STATED GOAL:
Starting at the line with "Read this page and output its text content.", transcribe each line through the final one, both included, and add nothing.

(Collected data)
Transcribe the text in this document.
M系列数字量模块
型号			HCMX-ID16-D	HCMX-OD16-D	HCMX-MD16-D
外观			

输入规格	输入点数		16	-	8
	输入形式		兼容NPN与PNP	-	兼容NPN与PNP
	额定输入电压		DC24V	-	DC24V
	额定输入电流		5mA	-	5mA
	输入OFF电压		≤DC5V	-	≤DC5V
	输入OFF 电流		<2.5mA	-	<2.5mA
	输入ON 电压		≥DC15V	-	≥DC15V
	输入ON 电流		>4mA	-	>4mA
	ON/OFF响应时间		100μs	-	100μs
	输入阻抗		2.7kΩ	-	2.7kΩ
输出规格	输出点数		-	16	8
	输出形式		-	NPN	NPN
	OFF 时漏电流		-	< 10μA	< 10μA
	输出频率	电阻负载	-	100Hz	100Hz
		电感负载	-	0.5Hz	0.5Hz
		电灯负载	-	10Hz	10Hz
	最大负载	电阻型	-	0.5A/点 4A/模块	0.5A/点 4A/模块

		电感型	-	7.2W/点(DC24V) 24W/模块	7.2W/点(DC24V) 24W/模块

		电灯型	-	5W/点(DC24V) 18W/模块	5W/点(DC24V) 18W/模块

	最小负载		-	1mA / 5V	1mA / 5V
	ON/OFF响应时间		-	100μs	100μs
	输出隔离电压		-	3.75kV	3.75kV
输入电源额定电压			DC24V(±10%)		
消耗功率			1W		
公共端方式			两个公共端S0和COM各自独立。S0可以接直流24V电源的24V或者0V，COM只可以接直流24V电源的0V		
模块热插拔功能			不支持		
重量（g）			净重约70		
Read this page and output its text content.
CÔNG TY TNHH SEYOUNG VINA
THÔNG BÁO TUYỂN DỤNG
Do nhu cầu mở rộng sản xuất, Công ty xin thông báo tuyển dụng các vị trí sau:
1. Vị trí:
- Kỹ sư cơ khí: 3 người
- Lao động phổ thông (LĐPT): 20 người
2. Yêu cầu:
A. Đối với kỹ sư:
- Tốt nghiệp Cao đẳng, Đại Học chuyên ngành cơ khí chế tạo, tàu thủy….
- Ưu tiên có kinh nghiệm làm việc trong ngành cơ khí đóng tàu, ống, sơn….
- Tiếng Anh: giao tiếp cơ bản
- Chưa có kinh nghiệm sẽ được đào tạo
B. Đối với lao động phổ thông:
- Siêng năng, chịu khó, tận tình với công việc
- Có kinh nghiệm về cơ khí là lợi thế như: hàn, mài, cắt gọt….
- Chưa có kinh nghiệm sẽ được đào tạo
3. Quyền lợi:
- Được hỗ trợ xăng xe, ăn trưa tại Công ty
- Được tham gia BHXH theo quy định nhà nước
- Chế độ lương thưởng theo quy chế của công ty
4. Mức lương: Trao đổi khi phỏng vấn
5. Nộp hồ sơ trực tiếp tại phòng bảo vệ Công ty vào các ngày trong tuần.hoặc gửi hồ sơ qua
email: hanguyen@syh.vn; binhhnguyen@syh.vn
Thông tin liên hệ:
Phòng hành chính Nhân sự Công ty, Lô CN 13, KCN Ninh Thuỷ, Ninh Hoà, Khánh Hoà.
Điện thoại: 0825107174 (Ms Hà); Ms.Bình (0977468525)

SOLVED EXERCISE:
Read this page and output its text content.
CÔNG TY TNHH SEYOUNG VINA
THÔNG BÁO TUYỂN DỤNG
Do nhu cầu mở rộng sản xuất, Công ty xin thông báo tuyển dụng các vị trí sau:
1. Vị trí:
- Kỹ sư cơ khí: 3 người
- Lao động phổ thông (LĐPT): 20 người
2. Yêu cầu:
A. Đối với kỹ sư:
- Tốt nghiệp Cao đẳng, Đại Học chuyên ngành cơ khí chế tạo, tàu thủy….
- Ưu tiên có kinh nghiệm làm việc trong ngành cơ khí đóng tàu, ống, sơn….
- Tiếng Anh: giao tiếp cơ bản
- Chưa có kinh nghiệm sẽ được đào tạo
B. Đối với lao động phổ thông:
- Siêng năng, chịu khó, tận tình với công việc
- Có kinh nghiệm về cơ khí là lợi thế như: hàn, mài, cắt gọt….
- Chưa có kinh nghiệm sẽ được đào tạo
3. Quyền lợi:
- Được hỗ trợ xăng xe, ăn trưa tại Công ty
- Được tham gia BHXH theo quy định nhà nước
- Chế độ lương thưởng theo quy chế của công ty
4. Mức lương: Trao đổi khi phỏng vấn
5. Nộp hồ sơ trực tiếp tại phòng bảo vệ Công ty vào các ngày trong tuần.hoặc gửi hồ sơ qua
email: hanguyen@syh.vn; binhhnguyen@syh.vn
Thông tin liên hệ:
Phòng hành chính Nhân sự Công ty, Lô CN 13, KCN Ninh Thuỷ, Ninh Hoà, Khánh Hoà.
Điện thoại: 0825107174 (Ms Hà); Ms.Bình (0977468525)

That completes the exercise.